• **Exercise instructions**:
All entries are to be quoted exactly; the images stay out of the copy.

• **Recorded information**:
╔══
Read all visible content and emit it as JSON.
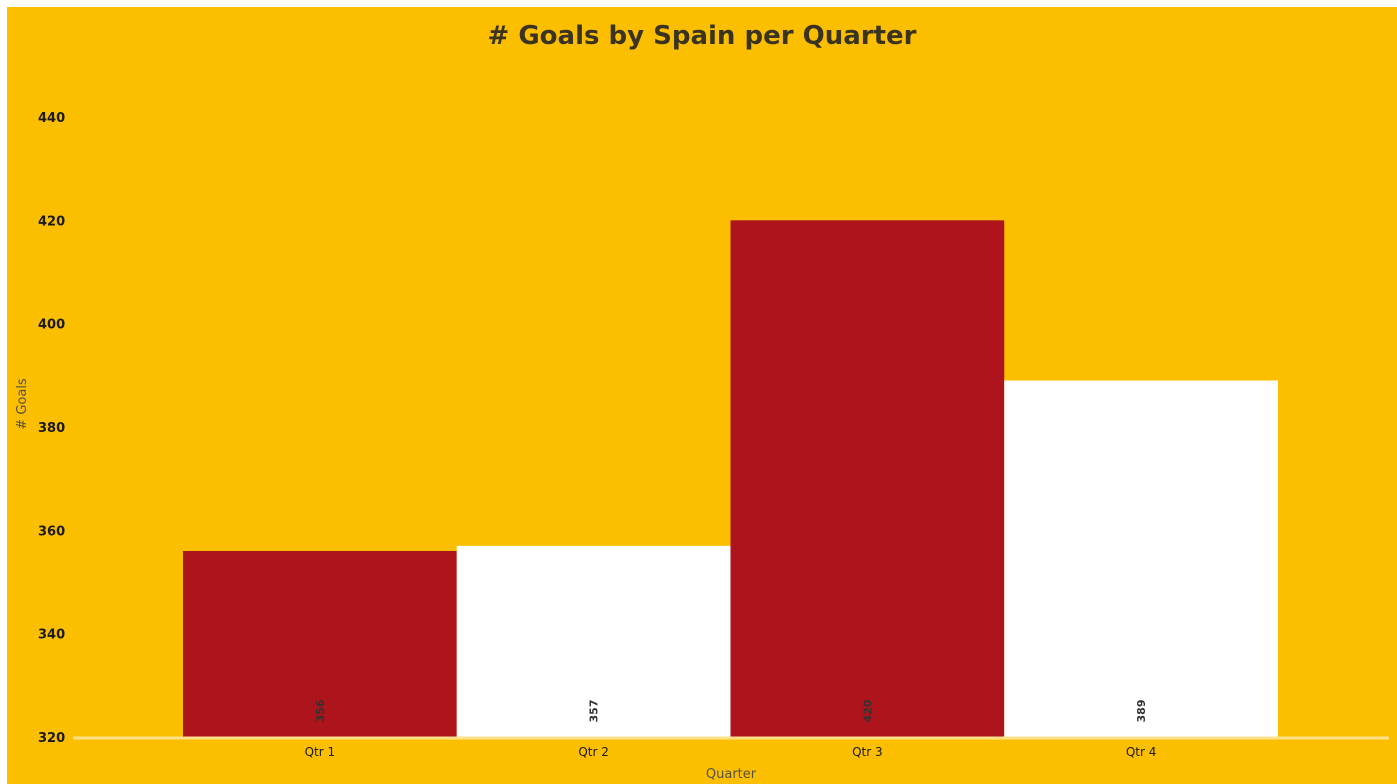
{
  "chart_data": {
    "type": "bar",
    "title": "# Goals by Spain per Quarter",
    "xlabel": "Quarter",
    "ylabel": "# Goals",
    "categories": [
      "Qtr 1",
      "Qtr 2",
      "Qtr 3",
      "Qtr 4"
    ],
    "values": [
      356,
      357,
      420,
      389
    ],
    "data_labels": [
      "356",
      "357",
      "420",
      "389"
    ],
    "bar_colors": [
      "#AE141B",
      "#FFFFFF",
      "#AE141B",
      "#FFFFFF"
    ],
    "background_color": "#FBBF00",
    "axis_line_color": "#FFE08A",
    "ylim": [
      320,
      440
    ],
    "yticks": [
      320,
      340,
      360,
      380,
      400,
      420,
      440
    ],
    "ytick_labels": [
      "320",
      "340",
      "360",
      "380",
      "400",
      "420",
      "440"
    ],
    "grid": false,
    "legend": "none"
  }
}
╚══
• **Answer for this exercise**:
Read all visible content and emit it as JSON.
{
  "chart_data": {
    "type": "bar",
    "title": "# Goals by Spain per Quarter",
    "xlabel": "Quarter",
    "ylabel": "# Goals",
    "categories": [
      "Qtr 1",
      "Qtr 2",
      "Qtr 3",
      "Qtr 4"
    ],
    "values": [
      356,
      357,
      420,
      389
    ],
    "data_labels": [
      "356",
      "357",
      "420",
      "389"
    ],
    "bar_colors": [
      "#AE141B",
      "#FFFFFF",
      "#AE141B",
      "#FFFFFF"
    ],
    "background_color": "#FBBF00",
    "axis_line_color": "#FFE08A",
    "ylim": [
      320,
      440
    ],
    "yticks": [
      320,
      340,
      360,
      380,
      400,
      420,
      440
    ],
    "ytick_labels": [
      "320",
      "340",
      "360",
      "380",
      "400",
      "420",
      "440"
    ],
    "grid": false,
    "legend": "none"
  }
}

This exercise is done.